▸ The exercise: Give the number of lines in the records below that include "REPLACED", and nothing more.

(Data excerpts)
start

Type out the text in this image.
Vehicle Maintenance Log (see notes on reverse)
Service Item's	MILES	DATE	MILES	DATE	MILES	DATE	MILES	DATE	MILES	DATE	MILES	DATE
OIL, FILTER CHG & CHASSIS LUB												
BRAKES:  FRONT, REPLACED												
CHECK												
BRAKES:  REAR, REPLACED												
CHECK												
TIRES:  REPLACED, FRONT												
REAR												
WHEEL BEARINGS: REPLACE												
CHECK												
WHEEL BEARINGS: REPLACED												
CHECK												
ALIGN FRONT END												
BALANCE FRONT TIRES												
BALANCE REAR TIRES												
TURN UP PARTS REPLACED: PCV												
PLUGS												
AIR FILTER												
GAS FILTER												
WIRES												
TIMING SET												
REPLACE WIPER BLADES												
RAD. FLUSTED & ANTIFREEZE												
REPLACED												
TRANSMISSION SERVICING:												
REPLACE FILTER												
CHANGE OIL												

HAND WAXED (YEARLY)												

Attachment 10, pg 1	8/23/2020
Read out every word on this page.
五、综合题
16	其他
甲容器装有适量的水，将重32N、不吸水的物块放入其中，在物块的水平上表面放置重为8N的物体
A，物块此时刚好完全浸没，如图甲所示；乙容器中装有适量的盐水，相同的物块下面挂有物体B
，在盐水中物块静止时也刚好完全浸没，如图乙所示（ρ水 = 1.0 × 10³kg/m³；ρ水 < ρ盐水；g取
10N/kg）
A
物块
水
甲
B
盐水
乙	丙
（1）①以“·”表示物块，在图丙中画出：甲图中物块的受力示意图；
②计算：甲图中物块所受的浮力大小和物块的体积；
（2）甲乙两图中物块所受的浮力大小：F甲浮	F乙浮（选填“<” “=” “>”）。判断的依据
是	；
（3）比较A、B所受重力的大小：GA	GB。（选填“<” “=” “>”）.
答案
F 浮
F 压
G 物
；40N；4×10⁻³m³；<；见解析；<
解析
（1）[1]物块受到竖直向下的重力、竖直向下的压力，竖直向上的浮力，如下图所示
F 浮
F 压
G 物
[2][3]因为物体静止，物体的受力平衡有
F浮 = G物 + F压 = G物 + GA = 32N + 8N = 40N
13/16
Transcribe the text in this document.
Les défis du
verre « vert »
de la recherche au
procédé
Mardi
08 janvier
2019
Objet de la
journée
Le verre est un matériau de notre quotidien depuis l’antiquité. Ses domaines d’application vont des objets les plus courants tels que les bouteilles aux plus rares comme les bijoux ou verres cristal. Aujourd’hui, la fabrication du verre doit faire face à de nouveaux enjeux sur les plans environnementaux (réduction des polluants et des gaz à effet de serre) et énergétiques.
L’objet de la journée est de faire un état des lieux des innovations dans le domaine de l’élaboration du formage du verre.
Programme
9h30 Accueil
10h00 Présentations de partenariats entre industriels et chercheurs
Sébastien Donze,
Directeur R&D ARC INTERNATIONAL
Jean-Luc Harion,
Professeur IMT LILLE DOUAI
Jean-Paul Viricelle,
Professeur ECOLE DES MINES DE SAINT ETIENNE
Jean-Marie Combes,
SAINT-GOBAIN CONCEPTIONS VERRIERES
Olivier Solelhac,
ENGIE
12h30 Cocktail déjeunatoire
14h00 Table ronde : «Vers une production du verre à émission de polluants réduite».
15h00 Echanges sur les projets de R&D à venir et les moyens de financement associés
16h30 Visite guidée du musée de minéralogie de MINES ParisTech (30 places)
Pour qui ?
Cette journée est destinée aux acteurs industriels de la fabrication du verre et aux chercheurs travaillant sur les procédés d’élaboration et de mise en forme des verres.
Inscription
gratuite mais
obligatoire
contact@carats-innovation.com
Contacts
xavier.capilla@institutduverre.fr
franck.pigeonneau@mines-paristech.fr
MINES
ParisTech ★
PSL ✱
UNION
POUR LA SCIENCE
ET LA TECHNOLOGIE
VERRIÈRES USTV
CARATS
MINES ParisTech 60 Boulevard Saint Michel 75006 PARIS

end

▸ Written reply: 6